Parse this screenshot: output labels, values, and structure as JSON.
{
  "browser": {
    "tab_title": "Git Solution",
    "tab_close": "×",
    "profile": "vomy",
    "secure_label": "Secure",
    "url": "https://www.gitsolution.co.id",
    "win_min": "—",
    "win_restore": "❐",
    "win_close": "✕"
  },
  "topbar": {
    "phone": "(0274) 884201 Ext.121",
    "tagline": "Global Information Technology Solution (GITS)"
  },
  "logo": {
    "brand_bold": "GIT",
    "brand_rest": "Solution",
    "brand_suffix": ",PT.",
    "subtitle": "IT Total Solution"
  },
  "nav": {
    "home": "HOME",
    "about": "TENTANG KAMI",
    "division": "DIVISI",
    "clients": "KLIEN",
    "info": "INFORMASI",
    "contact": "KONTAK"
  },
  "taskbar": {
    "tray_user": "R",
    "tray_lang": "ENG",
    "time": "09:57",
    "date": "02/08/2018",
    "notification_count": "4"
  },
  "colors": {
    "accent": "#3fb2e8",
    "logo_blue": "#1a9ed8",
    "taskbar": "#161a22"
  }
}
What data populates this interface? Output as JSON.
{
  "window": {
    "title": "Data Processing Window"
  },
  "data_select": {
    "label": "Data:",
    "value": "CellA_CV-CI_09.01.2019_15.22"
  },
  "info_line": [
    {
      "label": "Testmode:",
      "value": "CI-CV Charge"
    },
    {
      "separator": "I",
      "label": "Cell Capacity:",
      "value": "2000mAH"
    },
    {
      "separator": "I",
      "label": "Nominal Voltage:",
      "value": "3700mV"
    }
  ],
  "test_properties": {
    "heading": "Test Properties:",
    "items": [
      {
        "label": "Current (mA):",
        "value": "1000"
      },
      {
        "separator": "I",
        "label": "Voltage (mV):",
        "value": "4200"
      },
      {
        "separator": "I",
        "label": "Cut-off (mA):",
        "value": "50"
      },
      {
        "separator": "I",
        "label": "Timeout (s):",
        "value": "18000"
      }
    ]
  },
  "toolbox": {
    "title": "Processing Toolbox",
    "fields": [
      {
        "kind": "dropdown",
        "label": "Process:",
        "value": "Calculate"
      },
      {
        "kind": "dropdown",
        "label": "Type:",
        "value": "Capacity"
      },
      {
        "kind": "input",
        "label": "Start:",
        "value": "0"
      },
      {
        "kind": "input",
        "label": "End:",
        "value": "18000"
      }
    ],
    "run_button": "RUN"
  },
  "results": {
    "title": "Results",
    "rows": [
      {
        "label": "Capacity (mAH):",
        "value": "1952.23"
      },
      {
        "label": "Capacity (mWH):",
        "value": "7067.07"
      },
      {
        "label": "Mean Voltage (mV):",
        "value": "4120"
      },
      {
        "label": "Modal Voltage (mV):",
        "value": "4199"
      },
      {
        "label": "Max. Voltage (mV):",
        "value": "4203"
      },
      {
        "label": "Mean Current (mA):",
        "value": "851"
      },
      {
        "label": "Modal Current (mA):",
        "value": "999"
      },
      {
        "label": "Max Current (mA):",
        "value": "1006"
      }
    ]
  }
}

----

Aim
Provide all the records again, word for word.

Written answer
Parse this screenshot: output labels, values, and structure as JSON.
{
  "browser": {
    "tab_title": "Git Solution",
    "tab_close": "×",
    "profile": "vomy",
    "secure_label": "Secure",
    "url": "https://www.gitsolution.co.id",
    "win_min": "—",
    "win_restore": "❐",
    "win_close": "✕"
  },
  "topbar": {
    "phone": "(0274) 884201 Ext.121",
    "tagline": "Global Information Technology Solution (GITS)"
  },
  "logo": {
    "brand_bold": "GIT",
    "brand_rest": "Solution",
    "brand_suffix": ",PT.",
    "subtitle": "IT Total Solution"
  },
  "nav": {
    "home": "HOME",
    "about": "TENTANG KAMI",
    "division": "DIVISI",
    "clients": "KLIEN",
    "info": "INFORMASI",
    "contact": "KONTAK"
  },
  "taskbar": {
    "tray_user": "R",
    "tray_lang": "ENG",
    "time": "09:57",
    "date": "02/08/2018",
    "notification_count": "4"
  },
  "colors": {
    "accent": "#3fb2e8",
    "logo_blue": "#1a9ed8",
    "taskbar": "#161a22"
  }
}
What data populates this interface? Output as JSON.
{
  "window": {
    "title": "Data Processing Window"
  },
  "data_select": {
    "label": "Data:",
    "value": "CellA_CV-CI_09.01.2019_15.22"
  },
  "info_line": [
    {
      "label": "Testmode:",
      "value": "CI-CV Charge"
    },
    {
      "separator": "I",
      "label": "Cell Capacity:",
      "value": "2000mAH"
    },
    {
      "separator": "I",
      "label": "Nominal Voltage:",
      "value": "3700mV"
    }
  ],
  "test_properties": {
    "heading": "Test Properties:",
    "items": [
      {
        "label": "Current (mA):",
        "value": "1000"
      },
      {
        "separator": "I",
        "label": "Voltage (mV):",
        "value": "4200"
      },
      {
        "separator": "I",
        "label": "Cut-off (mA):",
        "value": "50"
      },
      {
        "separator": "I",
        "label": "Timeout (s):",
        "value": "18000"
      }
    ]
  },
  "toolbox": {
    "title": "Processing Toolbox",
    "fields": [
      {
        "kind": "dropdown",
        "label": "Process:",
        "value": "Calculate"
      },
      {
        "kind": "dropdown",
        "label": "Type:",
        "value": "Capacity"
      },
      {
        "kind": "input",
        "label": "Start:",
        "value": "0"
      },
      {
        "kind": "input",
        "label": "End:",
        "value": "18000"
      }
    ],
    "run_button": "RUN"
  },
  "results": {
    "title": "Results",
    "rows": [
      {
        "label": "Capacity (mAH):",
        "value": "1952.23"
      },
      {
        "label": "Capacity (mWH):",
        "value": "7067.07"
      },
      {
        "label": "Mean Voltage (mV):",
        "value": "4120"
      },
      {
        "label": "Modal Voltage (mV):",
        "value": "4199"
      },
      {
        "label": "Max. Voltage (mV):",
        "value": "4203"
      },
      {
        "label": "Mean Current (mA):",
        "value": "851"
      },
      {
        "label": "Modal Current (mA):",
        "value": "999"
      },
      {
        "label": "Max Current (mA):",
        "value": "1006"
      }
    ]
  }
}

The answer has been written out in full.